--- SET TASK ---
Copy all of the records below verbatim.

--- TASK DATA ---

------------

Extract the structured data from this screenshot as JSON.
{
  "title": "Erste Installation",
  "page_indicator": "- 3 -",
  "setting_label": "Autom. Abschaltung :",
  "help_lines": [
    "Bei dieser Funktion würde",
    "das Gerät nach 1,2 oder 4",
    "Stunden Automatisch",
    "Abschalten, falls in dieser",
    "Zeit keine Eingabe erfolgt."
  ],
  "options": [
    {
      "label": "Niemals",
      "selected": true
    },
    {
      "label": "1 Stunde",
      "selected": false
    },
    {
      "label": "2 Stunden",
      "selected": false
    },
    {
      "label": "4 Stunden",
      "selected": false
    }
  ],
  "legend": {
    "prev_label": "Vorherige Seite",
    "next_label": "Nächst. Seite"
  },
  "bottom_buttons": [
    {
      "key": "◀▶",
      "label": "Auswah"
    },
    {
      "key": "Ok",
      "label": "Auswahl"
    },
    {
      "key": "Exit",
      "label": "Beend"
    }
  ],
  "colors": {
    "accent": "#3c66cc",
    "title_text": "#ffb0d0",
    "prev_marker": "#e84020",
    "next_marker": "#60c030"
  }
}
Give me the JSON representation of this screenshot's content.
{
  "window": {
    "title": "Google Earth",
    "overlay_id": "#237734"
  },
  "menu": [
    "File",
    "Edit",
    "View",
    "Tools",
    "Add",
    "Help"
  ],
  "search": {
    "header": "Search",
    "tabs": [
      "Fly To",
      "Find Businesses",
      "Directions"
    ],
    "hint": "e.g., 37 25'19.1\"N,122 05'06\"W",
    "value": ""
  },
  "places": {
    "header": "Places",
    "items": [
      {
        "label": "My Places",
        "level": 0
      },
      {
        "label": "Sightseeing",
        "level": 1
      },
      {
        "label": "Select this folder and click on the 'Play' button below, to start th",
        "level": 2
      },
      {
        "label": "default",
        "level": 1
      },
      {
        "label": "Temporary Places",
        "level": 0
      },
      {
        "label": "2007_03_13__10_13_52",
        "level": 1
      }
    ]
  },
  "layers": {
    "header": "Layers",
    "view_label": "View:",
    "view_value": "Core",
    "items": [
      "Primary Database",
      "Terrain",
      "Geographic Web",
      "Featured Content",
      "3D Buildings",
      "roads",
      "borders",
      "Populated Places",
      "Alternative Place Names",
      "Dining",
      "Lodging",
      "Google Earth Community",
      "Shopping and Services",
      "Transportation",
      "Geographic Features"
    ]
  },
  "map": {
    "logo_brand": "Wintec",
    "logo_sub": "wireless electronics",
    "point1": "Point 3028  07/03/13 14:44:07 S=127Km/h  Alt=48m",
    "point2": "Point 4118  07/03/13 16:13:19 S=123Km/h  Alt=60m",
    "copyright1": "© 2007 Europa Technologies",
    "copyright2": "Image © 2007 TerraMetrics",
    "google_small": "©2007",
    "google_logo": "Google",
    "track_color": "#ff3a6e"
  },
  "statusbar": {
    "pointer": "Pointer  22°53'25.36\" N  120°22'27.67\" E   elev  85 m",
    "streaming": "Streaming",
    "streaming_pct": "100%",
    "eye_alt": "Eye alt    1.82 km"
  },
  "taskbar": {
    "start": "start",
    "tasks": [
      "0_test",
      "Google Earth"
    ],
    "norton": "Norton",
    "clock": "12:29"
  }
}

------------

--- EXERCISE SOLUTION ---
Extract the structured data from this screenshot as JSON.
{
  "title": "Erste Installation",
  "page_indicator": "- 3 -",
  "setting_label": "Autom. Abschaltung :",
  "help_lines": [
    "Bei dieser Funktion würde",
    "das Gerät nach 1,2 oder 4",
    "Stunden Automatisch",
    "Abschalten, falls in dieser",
    "Zeit keine Eingabe erfolgt."
  ],
  "options": [
    {
      "label": "Niemals",
      "selected": true
    },
    {
      "label": "1 Stunde",
      "selected": false
    },
    {
      "label": "2 Stunden",
      "selected": false
    },
    {
      "label": "4 Stunden",
      "selected": false
    }
  ],
  "legend": {
    "prev_label": "Vorherige Seite",
    "next_label": "Nächst. Seite"
  },
  "bottom_buttons": [
    {
      "key": "◀▶",
      "label": "Auswah"
    },
    {
      "key": "Ok",
      "label": "Auswahl"
    },
    {
      "key": "Exit",
      "label": "Beend"
    }
  ],
  "colors": {
    "accent": "#3c66cc",
    "title_text": "#ffb0d0",
    "prev_marker": "#e84020",
    "next_marker": "#60c030"
  }
}
Give me the JSON representation of this screenshot's content.
{
  "window": {
    "title": "Google Earth",
    "overlay_id": "#237734"
  },
  "menu": [
    "File",
    "Edit",
    "View",
    "Tools",
    "Add",
    "Help"
  ],
  "search": {
    "header": "Search",
    "tabs": [
      "Fly To",
      "Find Businesses",
      "Directions"
    ],
    "hint": "e.g., 37 25'19.1\"N,122 05'06\"W",
    "value": ""
  },
  "places": {
    "header": "Places",
    "items": [
      {
        "label": "My Places",
        "level": 0
      },
      {
        "label": "Sightseeing",
        "level": 1
      },
      {
        "label": "Select this folder and click on the 'Play' button below, to start th",
        "level": 2
      },
      {
        "label": "default",
        "level": 1
      },
      {
        "label": "Temporary Places",
        "level": 0
      },
      {
        "label": "2007_03_13__10_13_52",
        "level": 1
      }
    ]
  },
  "layers": {
    "header": "Layers",
    "view_label": "View:",
    "view_value": "Core",
    "items": [
      "Primary Database",
      "Terrain",
      "Geographic Web",
      "Featured Content",
      "3D Buildings",
      "roads",
      "borders",
      "Populated Places",
      "Alternative Place Names",
      "Dining",
      "Lodging",
      "Google Earth Community",
      "Shopping and Services",
      "Transportation",
      "Geographic Features"
    ]
  },
  "map": {
    "logo_brand": "Wintec",
    "logo_sub": "wireless electronics",
    "point1": "Point 3028  07/03/13 14:44:07 S=127Km/h  Alt=48m",
    "point2": "Point 4118  07/03/13 16:13:19 S=123Km/h  Alt=60m",
    "copyright1": "© 2007 Europa Technologies",
    "copyright2": "Image © 2007 TerraMetrics",
    "google_small": "©2007",
    "google_logo": "Google",
    "track_color": "#ff3a6e"
  },
  "statusbar": {
    "pointer": "Pointer  22°53'25.36\" N  120°22'27.67\" E   elev  85 m",
    "streaming": "Streaming",
    "streaming_pct": "100%",
    "eye_alt": "Eye alt    1.82 km"
  },
  "taskbar": {
    "start": "start",
    "tasks": [
      "0_test",
      "Google Earth"
    ],
    "norton": "Norton",
    "clock": "12:29"
  }
}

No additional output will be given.